--- Task instructions ---
Copy out the lines that have "with" in them.

* Begin *

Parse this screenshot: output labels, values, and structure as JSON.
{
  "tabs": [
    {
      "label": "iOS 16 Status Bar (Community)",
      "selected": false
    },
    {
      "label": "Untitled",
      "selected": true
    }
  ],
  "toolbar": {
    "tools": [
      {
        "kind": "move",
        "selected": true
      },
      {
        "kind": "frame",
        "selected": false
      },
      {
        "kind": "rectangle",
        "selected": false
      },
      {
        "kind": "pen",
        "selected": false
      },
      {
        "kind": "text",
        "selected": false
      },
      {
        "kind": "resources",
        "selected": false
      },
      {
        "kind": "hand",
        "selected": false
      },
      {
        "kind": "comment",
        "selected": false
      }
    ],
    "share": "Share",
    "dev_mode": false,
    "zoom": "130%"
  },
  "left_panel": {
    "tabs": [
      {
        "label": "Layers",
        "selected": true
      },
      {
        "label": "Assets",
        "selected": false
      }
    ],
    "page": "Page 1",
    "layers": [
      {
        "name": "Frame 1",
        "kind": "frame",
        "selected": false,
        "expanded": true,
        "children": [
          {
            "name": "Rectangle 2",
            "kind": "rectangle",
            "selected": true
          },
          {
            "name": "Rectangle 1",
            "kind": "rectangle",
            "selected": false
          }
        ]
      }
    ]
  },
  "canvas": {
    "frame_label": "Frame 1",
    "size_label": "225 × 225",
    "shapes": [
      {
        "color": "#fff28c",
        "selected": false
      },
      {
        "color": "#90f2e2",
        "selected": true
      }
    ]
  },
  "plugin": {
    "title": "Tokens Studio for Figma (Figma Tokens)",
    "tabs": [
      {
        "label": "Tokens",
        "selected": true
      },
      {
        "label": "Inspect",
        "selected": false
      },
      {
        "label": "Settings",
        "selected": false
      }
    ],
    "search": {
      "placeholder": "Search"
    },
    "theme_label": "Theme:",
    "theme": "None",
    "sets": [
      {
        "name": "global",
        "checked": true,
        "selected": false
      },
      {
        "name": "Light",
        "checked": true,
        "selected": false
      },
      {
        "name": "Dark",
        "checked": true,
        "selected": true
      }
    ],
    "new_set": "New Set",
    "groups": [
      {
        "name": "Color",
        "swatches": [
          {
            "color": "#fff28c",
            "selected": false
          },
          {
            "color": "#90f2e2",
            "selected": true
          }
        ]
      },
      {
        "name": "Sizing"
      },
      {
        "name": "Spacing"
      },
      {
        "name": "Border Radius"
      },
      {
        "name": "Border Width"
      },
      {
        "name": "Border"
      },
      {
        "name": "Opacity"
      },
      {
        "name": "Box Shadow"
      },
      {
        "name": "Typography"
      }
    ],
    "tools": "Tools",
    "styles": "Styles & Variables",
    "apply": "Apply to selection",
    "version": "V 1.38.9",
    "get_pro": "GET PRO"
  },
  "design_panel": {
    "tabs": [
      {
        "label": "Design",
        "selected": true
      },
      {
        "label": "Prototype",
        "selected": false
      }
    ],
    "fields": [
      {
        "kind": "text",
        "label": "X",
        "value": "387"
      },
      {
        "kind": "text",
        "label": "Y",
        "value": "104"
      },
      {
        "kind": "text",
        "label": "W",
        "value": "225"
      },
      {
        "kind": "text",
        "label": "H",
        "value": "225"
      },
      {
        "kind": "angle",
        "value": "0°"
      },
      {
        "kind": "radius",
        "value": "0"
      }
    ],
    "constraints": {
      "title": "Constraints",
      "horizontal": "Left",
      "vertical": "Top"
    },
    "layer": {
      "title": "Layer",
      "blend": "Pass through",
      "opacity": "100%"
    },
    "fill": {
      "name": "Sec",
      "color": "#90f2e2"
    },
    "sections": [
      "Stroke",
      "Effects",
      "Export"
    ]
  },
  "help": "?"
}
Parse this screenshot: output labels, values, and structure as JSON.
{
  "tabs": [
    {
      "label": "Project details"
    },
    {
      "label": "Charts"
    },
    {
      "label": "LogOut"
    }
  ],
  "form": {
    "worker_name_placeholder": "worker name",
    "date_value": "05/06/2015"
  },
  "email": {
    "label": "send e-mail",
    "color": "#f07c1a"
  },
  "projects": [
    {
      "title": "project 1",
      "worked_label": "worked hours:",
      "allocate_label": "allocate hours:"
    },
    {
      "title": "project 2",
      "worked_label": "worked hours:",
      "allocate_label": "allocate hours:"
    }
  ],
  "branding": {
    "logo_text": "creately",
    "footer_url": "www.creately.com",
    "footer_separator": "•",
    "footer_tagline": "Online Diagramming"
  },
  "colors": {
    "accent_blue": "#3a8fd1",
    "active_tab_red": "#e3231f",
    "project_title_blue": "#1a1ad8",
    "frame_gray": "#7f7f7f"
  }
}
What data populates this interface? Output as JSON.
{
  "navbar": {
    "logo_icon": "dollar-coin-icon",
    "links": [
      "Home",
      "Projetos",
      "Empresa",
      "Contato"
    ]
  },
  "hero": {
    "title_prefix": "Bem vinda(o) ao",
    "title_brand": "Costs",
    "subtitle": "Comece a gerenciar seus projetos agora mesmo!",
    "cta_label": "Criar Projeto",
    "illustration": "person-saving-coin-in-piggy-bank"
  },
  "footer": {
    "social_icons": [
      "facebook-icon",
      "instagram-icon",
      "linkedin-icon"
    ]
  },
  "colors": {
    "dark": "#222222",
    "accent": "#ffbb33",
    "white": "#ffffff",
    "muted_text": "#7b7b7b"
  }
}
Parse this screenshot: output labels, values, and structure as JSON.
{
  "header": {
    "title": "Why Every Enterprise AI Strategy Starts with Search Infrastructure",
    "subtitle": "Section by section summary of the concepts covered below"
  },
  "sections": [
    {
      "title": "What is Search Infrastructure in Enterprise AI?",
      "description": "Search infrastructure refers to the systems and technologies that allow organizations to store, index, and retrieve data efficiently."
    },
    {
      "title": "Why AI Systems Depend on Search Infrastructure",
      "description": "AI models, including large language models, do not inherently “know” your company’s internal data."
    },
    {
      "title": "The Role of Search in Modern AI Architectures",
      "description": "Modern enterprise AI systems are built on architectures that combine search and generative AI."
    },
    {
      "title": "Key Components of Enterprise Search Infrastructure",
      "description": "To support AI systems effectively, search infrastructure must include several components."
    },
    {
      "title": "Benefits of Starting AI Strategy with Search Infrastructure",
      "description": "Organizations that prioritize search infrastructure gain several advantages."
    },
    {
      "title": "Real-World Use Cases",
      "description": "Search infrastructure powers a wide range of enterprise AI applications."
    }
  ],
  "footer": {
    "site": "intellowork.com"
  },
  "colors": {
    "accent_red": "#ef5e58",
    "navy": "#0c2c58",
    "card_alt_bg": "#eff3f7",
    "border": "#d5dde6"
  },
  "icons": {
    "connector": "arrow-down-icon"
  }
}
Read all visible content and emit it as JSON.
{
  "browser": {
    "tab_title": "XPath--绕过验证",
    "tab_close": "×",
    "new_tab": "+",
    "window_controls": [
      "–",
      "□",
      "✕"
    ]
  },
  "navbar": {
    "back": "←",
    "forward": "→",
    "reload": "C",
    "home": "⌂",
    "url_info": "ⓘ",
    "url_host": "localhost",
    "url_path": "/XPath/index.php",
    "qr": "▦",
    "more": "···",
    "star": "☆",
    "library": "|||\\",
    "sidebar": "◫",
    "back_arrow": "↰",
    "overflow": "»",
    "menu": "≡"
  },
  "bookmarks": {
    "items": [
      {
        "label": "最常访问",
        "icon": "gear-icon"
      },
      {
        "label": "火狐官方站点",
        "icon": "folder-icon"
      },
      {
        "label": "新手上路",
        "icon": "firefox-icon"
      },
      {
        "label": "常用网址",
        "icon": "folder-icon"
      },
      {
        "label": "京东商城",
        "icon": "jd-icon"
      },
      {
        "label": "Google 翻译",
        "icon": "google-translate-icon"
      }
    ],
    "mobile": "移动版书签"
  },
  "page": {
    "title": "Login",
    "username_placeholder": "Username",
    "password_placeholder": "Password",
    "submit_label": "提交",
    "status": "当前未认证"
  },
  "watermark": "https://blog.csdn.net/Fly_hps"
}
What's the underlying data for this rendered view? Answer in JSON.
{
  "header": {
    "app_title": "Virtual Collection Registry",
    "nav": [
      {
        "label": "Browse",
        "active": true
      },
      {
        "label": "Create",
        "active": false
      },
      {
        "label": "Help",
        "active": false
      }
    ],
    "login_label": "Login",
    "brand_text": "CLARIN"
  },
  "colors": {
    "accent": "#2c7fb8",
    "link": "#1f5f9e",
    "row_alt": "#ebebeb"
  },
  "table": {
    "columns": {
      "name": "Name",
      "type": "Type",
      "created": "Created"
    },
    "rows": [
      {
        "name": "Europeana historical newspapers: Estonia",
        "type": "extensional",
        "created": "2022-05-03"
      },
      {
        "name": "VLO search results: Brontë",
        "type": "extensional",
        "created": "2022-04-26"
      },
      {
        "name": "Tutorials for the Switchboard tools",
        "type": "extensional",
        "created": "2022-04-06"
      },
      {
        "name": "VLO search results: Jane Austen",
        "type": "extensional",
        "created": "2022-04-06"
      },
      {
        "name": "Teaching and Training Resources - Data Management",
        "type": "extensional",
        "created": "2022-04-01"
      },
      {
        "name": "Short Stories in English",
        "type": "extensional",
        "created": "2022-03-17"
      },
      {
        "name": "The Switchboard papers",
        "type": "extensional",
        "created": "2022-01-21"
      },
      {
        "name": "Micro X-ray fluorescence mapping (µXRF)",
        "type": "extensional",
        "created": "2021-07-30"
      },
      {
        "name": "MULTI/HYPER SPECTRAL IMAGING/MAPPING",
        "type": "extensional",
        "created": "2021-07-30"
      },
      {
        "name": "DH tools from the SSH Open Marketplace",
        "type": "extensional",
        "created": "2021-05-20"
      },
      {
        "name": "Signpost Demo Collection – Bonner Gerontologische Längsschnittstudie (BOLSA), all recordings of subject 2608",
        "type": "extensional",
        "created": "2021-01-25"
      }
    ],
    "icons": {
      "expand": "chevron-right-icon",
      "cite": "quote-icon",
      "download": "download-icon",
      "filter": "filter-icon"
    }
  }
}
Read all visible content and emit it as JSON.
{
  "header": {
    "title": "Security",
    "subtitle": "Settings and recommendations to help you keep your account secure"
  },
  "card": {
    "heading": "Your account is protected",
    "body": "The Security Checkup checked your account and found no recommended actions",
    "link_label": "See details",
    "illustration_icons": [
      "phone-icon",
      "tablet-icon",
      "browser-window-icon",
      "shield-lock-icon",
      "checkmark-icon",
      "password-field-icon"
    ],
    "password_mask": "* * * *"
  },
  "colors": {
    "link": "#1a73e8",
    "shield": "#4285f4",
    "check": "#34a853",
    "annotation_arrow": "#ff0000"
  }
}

* End *

--- Exercise answer ---
    "title": "Why Every Enterprise AI Strategy Starts with Search Infrastructure",
      "title": "Benefits of Starting AI Strategy with Search Infrastructure",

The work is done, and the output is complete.